Omit the pictures, then reproduce every remaining record exactly.

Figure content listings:
┄┄┄┄┄┄┄┄┄┄

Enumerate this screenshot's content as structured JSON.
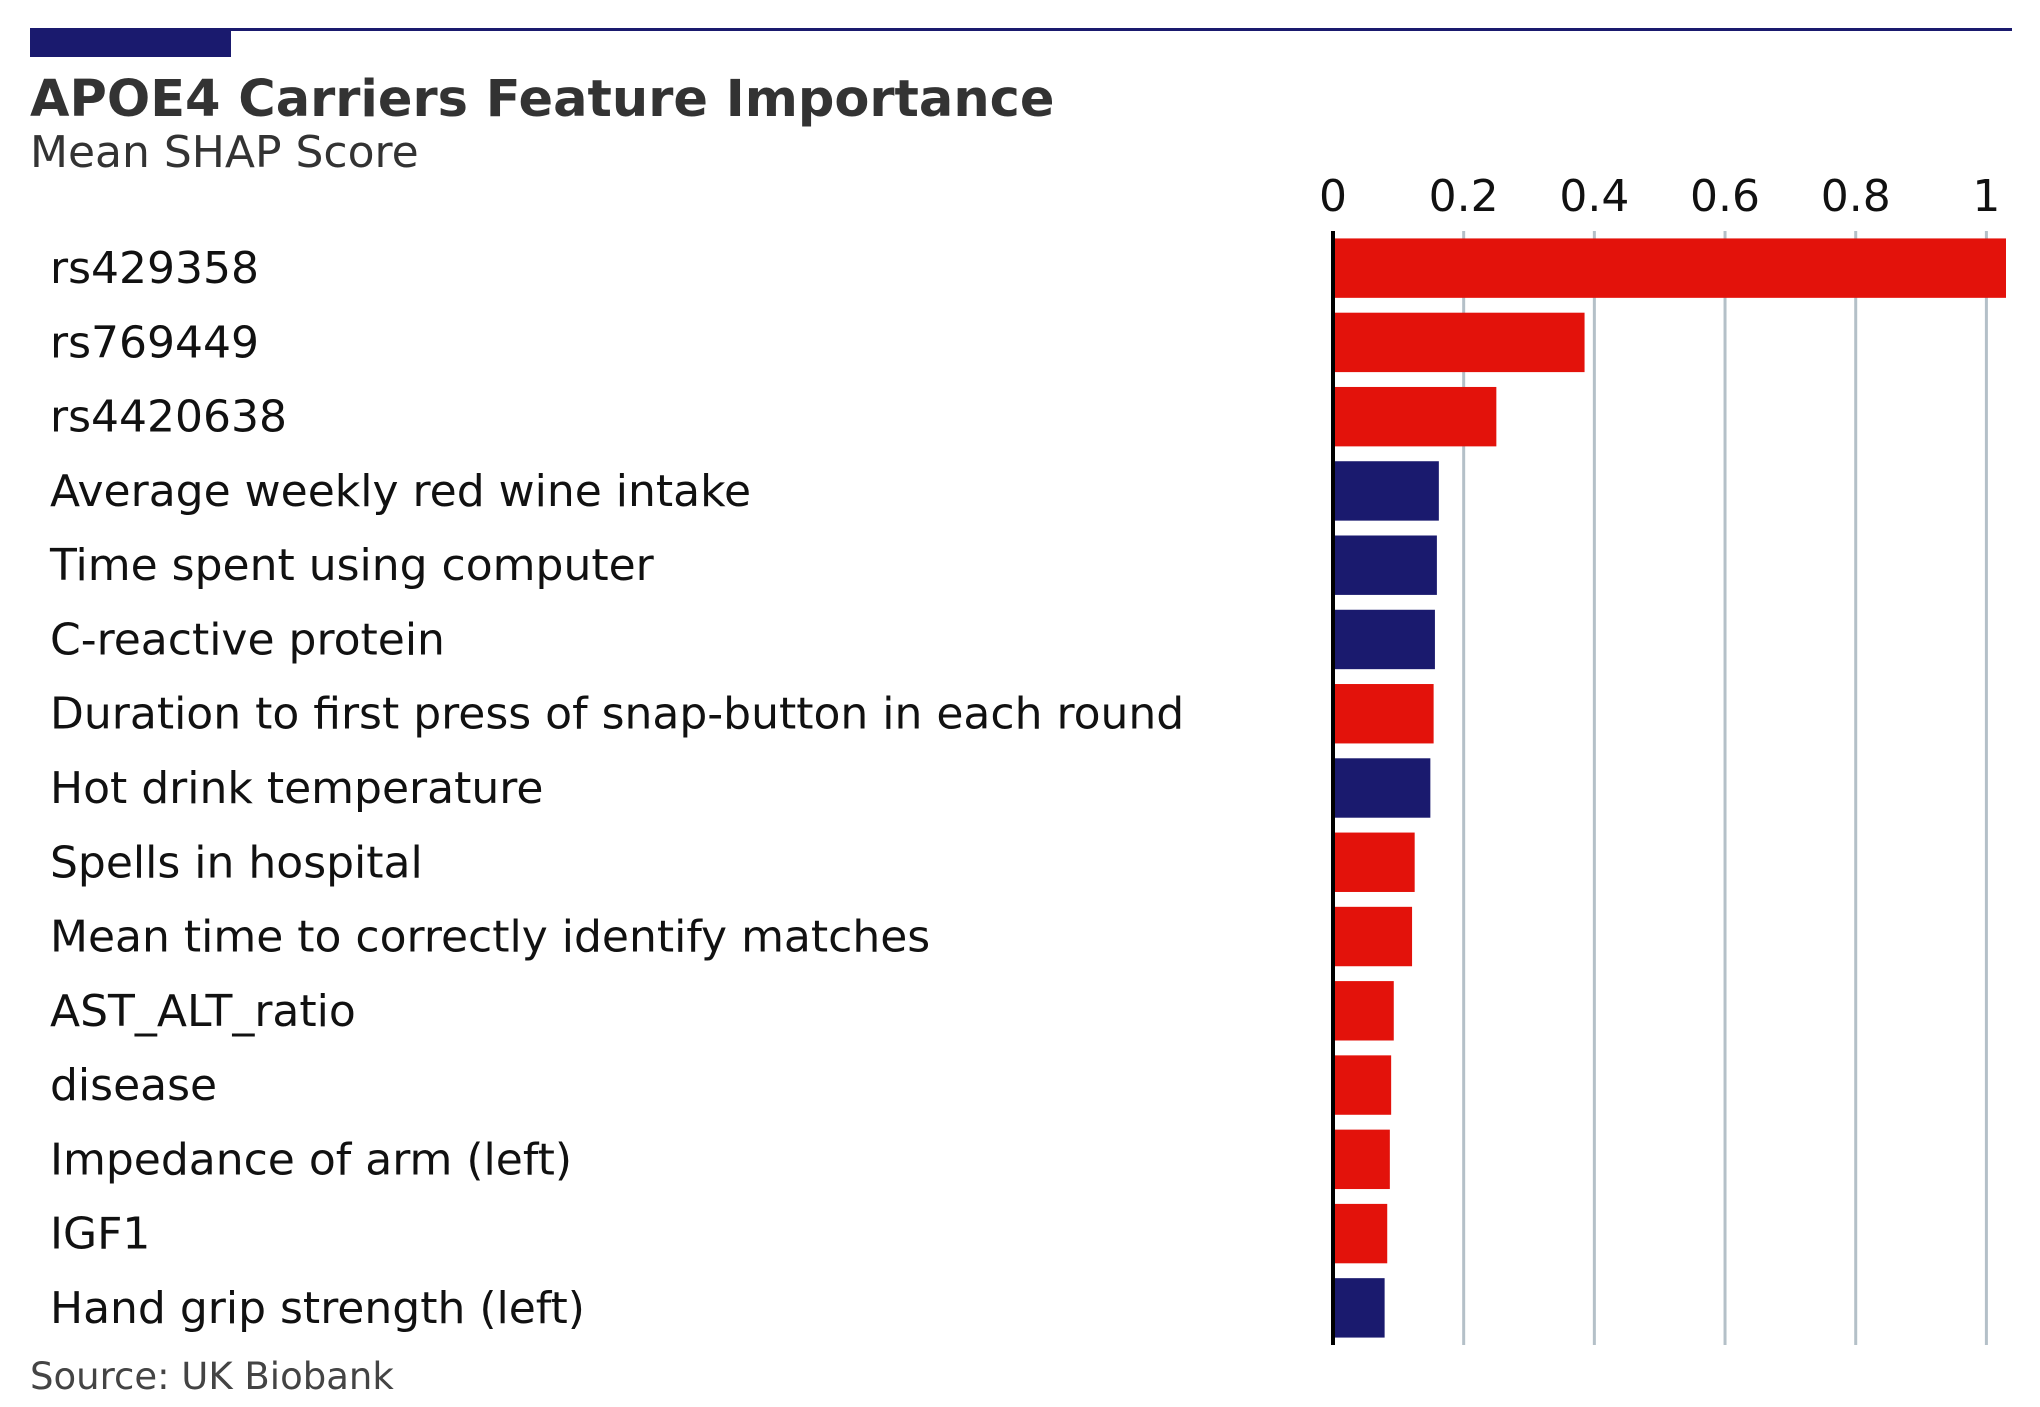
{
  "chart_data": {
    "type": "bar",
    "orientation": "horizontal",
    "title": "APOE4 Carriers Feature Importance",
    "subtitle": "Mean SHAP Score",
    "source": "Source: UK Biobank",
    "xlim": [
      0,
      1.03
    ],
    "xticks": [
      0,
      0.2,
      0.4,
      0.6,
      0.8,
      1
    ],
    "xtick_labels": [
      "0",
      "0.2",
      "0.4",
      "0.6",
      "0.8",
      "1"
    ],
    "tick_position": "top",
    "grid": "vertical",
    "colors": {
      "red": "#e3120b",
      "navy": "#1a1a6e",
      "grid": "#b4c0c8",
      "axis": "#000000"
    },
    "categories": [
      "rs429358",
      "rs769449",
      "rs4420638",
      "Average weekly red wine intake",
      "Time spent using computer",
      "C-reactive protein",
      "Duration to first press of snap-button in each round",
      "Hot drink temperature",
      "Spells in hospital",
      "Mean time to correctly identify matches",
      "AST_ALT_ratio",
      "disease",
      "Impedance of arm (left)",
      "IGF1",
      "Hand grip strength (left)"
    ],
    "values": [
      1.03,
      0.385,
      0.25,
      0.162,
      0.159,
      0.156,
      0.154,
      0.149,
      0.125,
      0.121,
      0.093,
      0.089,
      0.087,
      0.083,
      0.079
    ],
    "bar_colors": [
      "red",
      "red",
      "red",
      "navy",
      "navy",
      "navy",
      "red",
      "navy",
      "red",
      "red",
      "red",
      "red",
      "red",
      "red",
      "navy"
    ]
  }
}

┄┄┄┄┄┄┄┄┄┄

# Exercise answer
Enumerate this screenshot's content as structured JSON.
{
  "chart_data": {
    "type": "bar",
    "orientation": "horizontal",
    "title": "APOE4 Carriers Feature Importance",
    "subtitle": "Mean SHAP Score",
    "source": "Source: UK Biobank",
    "xlim": [
      0,
      1.03
    ],
    "xticks": [
      0,
      0.2,
      0.4,
      0.6,
      0.8,
      1
    ],
    "xtick_labels": [
      "0",
      "0.2",
      "0.4",
      "0.6",
      "0.8",
      "1"
    ],
    "tick_position": "top",
    "grid": "vertical",
    "colors": {
      "red": "#e3120b",
      "navy": "#1a1a6e",
      "grid": "#b4c0c8",
      "axis": "#000000"
    },
    "categories": [
      "rs429358",
      "rs769449",
      "rs4420638",
      "Average weekly red wine intake",
      "Time spent using computer",
      "C-reactive protein",
      "Duration to first press of snap-button in each round",
      "Hot drink temperature",
      "Spells in hospital",
      "Mean time to correctly identify matches",
      "AST_ALT_ratio",
      "disease",
      "Impedance of arm (left)",
      "IGF1",
      "Hand grip strength (left)"
    ],
    "values": [
      1.03,
      0.385,
      0.25,
      0.162,
      0.159,
      0.156,
      0.154,
      0.149,
      0.125,
      0.121,
      0.093,
      0.089,
      0.087,
      0.083,
      0.079
    ],
    "bar_colors": [
      "red",
      "red",
      "red",
      "navy",
      "navy",
      "navy",
      "red",
      "navy",
      "red",
      "red",
      "red",
      "red",
      "red",
      "red",
      "navy"
    ]
  }
}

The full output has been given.